Look below. Copy each line that has "What" in it.
-*-
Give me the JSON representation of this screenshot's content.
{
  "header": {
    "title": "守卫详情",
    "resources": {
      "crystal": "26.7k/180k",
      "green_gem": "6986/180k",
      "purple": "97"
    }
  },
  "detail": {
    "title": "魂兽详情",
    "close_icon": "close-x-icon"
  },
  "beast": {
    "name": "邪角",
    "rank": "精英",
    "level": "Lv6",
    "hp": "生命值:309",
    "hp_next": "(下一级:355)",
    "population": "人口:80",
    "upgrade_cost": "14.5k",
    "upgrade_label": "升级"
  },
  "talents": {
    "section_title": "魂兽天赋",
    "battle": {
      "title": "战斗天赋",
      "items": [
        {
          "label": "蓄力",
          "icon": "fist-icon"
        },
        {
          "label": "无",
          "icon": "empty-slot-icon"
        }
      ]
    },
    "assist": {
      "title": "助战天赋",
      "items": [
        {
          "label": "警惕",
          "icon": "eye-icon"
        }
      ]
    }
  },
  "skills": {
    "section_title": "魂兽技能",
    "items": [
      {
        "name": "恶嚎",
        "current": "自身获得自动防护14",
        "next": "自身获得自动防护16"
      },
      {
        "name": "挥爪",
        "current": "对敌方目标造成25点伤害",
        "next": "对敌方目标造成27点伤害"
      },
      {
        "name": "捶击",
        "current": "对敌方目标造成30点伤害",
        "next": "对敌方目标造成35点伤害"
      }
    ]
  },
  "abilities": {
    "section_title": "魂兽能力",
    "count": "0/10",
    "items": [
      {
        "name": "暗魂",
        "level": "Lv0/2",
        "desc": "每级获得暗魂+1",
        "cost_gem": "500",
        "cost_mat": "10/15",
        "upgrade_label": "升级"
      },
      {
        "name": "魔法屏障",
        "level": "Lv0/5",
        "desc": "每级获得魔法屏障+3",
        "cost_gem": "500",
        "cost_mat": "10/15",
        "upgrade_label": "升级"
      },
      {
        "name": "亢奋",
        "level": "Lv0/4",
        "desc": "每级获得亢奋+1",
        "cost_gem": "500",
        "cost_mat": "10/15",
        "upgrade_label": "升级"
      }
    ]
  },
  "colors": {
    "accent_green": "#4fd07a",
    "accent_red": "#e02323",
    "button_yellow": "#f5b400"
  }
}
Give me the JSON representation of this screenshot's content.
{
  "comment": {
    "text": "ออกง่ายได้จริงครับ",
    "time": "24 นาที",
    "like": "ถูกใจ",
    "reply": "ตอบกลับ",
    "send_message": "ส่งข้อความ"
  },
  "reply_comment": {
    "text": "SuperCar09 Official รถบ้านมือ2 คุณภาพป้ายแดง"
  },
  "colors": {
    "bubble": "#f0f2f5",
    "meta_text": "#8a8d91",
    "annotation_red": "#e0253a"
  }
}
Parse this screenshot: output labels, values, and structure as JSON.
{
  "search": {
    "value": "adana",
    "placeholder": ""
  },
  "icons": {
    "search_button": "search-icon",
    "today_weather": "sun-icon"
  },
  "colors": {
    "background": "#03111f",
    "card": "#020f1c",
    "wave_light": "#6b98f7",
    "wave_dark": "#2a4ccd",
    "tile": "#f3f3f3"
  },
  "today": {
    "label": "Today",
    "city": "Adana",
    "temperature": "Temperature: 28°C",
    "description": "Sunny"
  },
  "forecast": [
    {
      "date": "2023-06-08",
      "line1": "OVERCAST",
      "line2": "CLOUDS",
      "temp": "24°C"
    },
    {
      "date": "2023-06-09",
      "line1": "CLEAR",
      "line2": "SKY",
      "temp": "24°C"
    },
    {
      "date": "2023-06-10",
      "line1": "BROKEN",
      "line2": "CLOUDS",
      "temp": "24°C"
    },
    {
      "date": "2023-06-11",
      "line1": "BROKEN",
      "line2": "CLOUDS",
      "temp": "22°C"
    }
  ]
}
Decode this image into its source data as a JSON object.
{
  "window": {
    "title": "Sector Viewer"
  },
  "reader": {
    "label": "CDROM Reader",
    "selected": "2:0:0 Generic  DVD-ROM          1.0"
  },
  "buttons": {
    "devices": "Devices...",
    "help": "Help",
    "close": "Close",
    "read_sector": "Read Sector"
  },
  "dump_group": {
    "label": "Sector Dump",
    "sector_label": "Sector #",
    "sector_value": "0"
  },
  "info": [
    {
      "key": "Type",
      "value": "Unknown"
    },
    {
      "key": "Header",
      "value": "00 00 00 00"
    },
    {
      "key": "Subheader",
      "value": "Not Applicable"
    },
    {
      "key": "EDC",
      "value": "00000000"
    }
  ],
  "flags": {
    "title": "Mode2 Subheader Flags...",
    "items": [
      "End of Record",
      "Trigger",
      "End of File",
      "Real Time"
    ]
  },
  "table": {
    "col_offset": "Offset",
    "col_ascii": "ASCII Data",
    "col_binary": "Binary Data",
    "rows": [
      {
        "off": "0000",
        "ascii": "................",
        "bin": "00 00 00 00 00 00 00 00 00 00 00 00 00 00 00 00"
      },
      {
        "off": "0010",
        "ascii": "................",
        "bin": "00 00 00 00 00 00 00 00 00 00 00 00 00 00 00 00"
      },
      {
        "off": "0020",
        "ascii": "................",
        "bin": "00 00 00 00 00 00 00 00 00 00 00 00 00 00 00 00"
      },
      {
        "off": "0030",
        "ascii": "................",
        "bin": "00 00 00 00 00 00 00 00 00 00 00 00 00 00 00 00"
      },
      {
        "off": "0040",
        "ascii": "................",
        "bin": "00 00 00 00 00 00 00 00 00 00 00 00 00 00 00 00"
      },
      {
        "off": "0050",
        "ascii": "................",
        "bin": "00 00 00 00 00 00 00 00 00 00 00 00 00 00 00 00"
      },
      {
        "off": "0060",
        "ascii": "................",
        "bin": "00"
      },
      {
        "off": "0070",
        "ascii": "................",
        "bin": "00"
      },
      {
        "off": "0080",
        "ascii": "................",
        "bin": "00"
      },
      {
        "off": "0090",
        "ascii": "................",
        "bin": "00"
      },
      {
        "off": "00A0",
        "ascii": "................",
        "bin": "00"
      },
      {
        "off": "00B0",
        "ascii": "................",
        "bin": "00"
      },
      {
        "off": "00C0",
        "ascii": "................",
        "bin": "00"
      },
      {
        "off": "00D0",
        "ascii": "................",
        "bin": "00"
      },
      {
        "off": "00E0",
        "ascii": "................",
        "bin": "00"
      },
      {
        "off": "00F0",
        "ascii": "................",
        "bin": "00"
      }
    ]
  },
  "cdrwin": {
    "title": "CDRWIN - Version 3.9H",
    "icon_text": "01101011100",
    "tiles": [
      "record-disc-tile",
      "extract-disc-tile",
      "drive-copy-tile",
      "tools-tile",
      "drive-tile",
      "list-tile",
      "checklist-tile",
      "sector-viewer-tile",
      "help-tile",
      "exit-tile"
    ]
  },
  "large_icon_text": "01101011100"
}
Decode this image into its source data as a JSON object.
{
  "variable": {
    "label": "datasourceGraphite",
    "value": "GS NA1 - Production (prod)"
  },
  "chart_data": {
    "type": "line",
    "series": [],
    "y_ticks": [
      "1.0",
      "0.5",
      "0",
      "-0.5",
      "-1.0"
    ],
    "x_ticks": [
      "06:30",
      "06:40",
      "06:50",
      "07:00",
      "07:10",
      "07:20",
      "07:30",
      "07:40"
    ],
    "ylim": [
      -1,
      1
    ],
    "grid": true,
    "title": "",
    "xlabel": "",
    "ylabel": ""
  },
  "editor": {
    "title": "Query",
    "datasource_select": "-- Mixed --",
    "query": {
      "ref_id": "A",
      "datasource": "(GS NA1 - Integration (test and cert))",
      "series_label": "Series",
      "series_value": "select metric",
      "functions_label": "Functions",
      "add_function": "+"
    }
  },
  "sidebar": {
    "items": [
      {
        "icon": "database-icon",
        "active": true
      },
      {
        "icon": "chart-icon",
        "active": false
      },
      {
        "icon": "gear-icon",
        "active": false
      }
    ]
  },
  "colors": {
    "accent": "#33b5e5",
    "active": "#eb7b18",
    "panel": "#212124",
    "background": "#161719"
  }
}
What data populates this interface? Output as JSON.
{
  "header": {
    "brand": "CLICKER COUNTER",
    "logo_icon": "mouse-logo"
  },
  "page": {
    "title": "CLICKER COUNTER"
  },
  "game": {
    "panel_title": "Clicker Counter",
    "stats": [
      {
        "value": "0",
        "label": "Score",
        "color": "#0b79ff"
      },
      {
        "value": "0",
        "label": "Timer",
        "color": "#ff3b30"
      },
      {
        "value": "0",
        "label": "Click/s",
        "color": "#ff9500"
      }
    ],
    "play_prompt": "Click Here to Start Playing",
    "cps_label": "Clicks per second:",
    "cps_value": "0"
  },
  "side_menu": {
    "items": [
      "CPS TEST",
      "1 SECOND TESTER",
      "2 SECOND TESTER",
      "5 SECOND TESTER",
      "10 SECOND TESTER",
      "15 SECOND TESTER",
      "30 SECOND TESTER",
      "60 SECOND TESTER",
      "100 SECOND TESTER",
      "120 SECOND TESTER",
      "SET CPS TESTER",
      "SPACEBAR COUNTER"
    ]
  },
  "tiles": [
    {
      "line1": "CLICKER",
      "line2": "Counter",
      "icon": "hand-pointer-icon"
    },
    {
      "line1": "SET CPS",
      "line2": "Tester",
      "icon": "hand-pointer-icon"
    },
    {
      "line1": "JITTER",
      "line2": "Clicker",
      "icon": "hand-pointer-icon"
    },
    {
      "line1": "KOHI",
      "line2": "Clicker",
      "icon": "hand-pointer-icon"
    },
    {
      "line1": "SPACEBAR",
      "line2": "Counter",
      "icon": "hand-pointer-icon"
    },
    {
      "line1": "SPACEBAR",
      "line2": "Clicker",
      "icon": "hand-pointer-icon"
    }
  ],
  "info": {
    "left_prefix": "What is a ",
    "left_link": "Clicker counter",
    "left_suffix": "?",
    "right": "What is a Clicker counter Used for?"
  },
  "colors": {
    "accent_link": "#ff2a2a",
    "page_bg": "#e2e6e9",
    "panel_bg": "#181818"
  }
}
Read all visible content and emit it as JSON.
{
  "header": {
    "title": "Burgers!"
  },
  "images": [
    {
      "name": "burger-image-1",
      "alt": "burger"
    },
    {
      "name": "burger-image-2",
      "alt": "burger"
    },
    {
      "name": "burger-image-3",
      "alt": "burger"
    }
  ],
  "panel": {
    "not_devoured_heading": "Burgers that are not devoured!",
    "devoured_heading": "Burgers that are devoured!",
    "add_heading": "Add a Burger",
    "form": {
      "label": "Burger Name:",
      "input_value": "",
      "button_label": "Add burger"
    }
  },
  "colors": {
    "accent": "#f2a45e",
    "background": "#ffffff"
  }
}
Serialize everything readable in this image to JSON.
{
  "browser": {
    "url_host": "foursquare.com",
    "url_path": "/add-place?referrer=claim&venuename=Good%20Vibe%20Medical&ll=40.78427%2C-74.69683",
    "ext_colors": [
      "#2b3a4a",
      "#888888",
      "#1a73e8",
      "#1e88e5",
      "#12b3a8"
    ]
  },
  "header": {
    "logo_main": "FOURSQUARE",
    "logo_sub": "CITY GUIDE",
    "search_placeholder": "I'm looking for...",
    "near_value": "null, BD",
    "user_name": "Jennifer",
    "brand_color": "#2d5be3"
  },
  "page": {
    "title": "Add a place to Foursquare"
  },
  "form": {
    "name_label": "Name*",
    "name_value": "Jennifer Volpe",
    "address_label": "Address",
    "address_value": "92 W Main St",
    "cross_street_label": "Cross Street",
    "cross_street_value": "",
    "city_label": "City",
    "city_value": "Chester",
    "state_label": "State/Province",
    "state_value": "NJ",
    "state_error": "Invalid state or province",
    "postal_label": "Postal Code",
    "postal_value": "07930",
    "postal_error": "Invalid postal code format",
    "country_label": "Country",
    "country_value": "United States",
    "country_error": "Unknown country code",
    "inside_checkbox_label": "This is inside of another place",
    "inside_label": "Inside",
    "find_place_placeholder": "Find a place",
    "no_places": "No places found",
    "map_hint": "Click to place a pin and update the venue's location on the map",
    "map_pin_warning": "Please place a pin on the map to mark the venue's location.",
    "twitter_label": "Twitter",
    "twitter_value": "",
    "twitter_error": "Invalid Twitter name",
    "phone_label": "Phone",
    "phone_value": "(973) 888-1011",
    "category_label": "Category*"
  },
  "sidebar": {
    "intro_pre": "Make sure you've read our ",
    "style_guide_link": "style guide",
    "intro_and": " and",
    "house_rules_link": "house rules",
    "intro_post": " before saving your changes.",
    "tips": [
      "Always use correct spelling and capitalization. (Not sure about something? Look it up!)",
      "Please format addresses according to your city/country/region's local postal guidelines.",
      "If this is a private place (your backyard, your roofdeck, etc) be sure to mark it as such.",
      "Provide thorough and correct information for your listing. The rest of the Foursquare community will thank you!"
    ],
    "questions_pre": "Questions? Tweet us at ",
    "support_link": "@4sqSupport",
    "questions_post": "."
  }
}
-*-
(SOLUTION TO THE PROBLEM):
What data populates this interface? Output as JSON.
    "left_prefix": "What is a ",
    "right": "What is a Clicker counter Used for?"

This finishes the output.